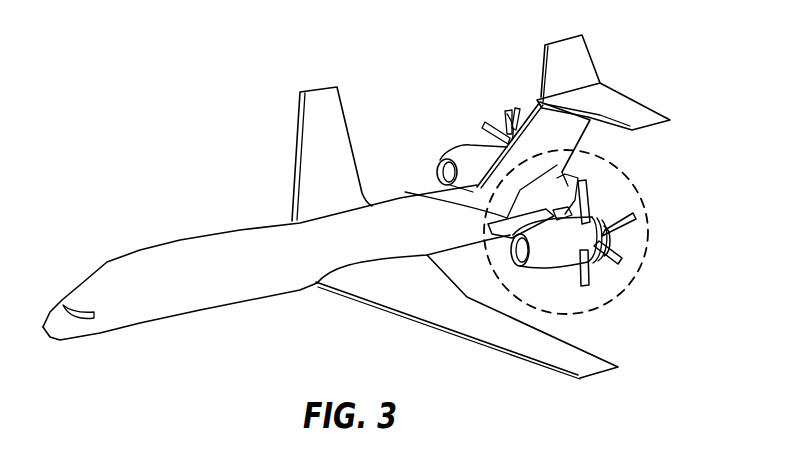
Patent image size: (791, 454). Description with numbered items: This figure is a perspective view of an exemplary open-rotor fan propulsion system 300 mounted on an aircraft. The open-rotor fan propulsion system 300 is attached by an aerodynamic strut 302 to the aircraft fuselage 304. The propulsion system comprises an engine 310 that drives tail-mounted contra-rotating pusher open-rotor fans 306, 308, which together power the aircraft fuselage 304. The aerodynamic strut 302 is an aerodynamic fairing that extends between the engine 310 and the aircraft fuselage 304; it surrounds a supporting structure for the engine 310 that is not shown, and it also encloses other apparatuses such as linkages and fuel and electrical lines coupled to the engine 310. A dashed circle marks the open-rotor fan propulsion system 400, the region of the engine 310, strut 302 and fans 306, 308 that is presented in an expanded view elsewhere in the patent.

The open-rotor fan propulsion system 300 is at (180, 83).
The aerodynamic strut 302 is at (410, 194).
The aircraft fuselage 304 is at (165, 262).
The contra-rotating pusher open-rotor fan 306 is at (633, 218).
The contra-rotating pusher open-rotor fan 308 is at (590, 187).
The engine 310 is at (552, 263).
The open-rotor fan propulsion system 400 is at (637, 277).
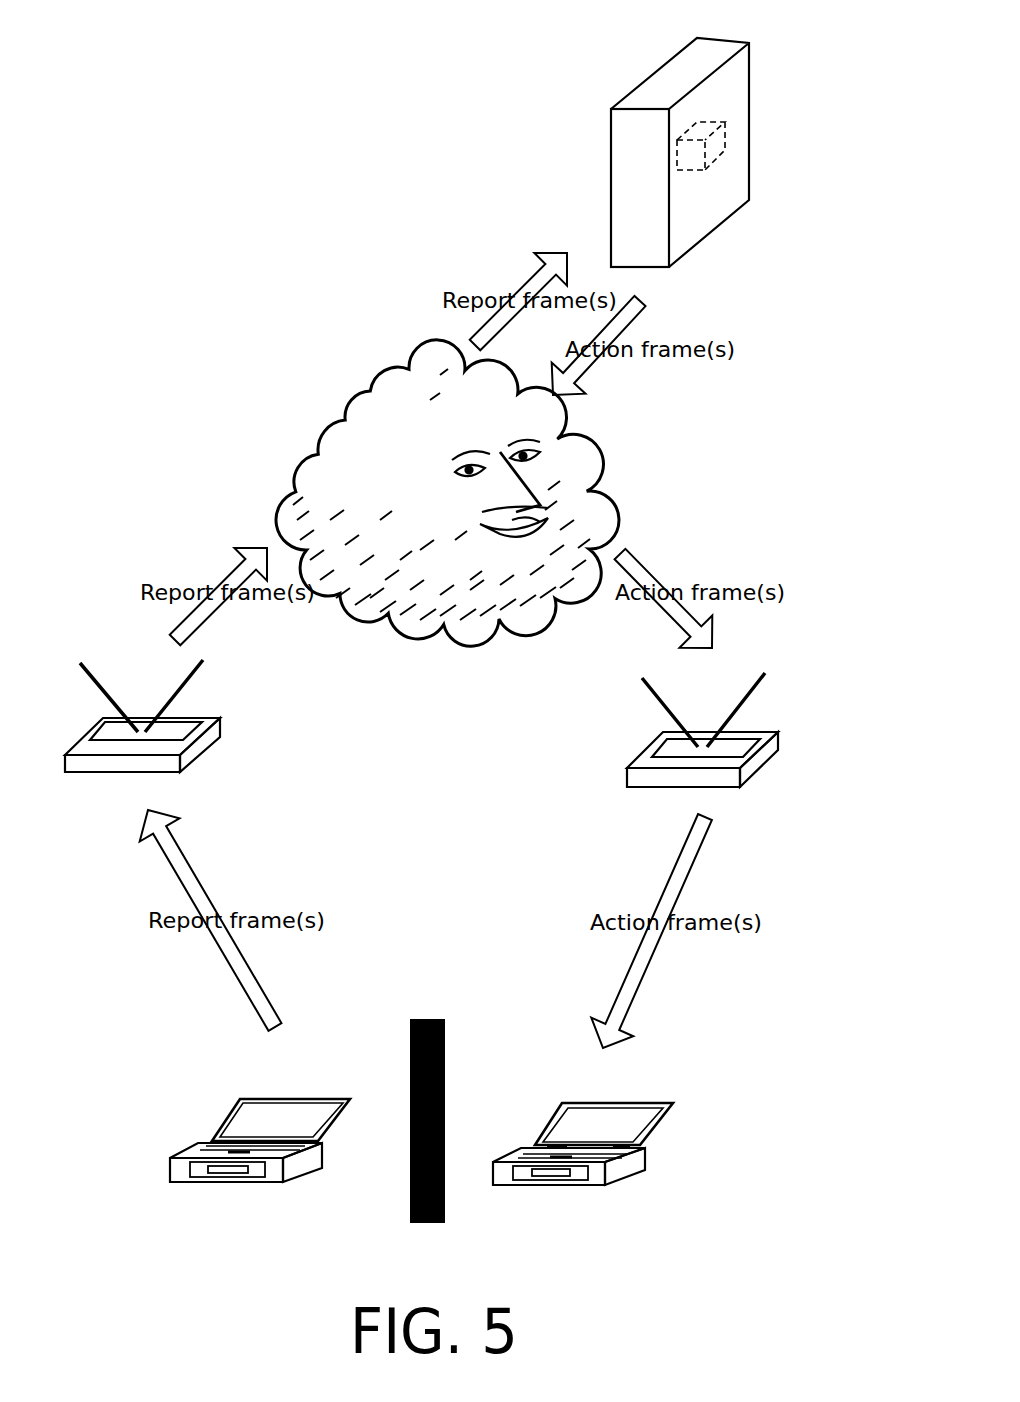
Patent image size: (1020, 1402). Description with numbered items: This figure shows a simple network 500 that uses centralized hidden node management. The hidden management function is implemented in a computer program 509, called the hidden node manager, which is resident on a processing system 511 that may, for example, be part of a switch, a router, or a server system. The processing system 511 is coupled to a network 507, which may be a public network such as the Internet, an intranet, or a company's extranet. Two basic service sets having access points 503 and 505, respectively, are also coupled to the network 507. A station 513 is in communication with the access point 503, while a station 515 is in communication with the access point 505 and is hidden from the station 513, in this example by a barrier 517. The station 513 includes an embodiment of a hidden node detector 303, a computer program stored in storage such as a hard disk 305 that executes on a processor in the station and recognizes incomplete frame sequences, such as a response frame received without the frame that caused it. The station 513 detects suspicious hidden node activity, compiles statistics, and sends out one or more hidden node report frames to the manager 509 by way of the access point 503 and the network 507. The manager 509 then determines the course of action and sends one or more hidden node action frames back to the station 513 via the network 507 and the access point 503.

The wireless network system 500 is at (168, 381).
The access point 503 is at (212, 717).
The access point 505 is at (628, 789).
The network 507 is at (585, 452).
The hidden node manager 509 is at (726, 143).
The processing system 511 is at (720, 148).
The station 513 is at (263, 1162).
The station 515 is at (672, 1107).
The barrier 517 is at (445, 1028).
The hidden node detector 303 is at (247, 1170).
The hard disk 305 is at (188, 1167).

————

• Task description
Give the lines from the start of the entries through the line containing "The open-rotor fan propulsion system 400 is" as a numbered list. Omit blank lines and the pictures.

• Response to the task
1. Patent image size: (791, 454). Description with numbered items: This figure is a perspective view of an exemplary open-rotor fan propulsion system 300 mounted on an aircraft. The open-rotor fan propulsion system 300 is attached by an aerodynamic strut 302 to the aircraft fuselage 304. The propulsion system comprises an engine 310 that drives tail-mounted contra-rotating pusher open-rotor fans 306, 308, which together power the aircraft fuselage 304. The aerodynamic strut 302 is an aerodynamic fairing that extends between the engine 310 and the aircraft fuselage 304; it surrounds a supporting structure for the engine 310 that is not shown, and it also encloses other apparatuses such as linkages and fuel and electrical lines coupled to the engine 310. A dashed circle marks the open-rotor fan propulsion system 400, the region of the engine 310, strut 302 and fans 306, 308 that is presented in an expanded view elsewhere in the patent.
2. The open-rotor fan propulsion system 300 is at (180, 83).
3. The aerodynamic strut 302 is at (410, 194).
4. The aircraft fuselage 304 is at (165, 262).
5. The contra-rotating pusher open-rotor fan 306 is at (633, 218).
6. The contra-rotating pusher open-rotor fan 308 is at (590, 187).
7. The engine 310 is at (552, 263).
8. The open-rotor fan propulsion system 400 is at (637, 277).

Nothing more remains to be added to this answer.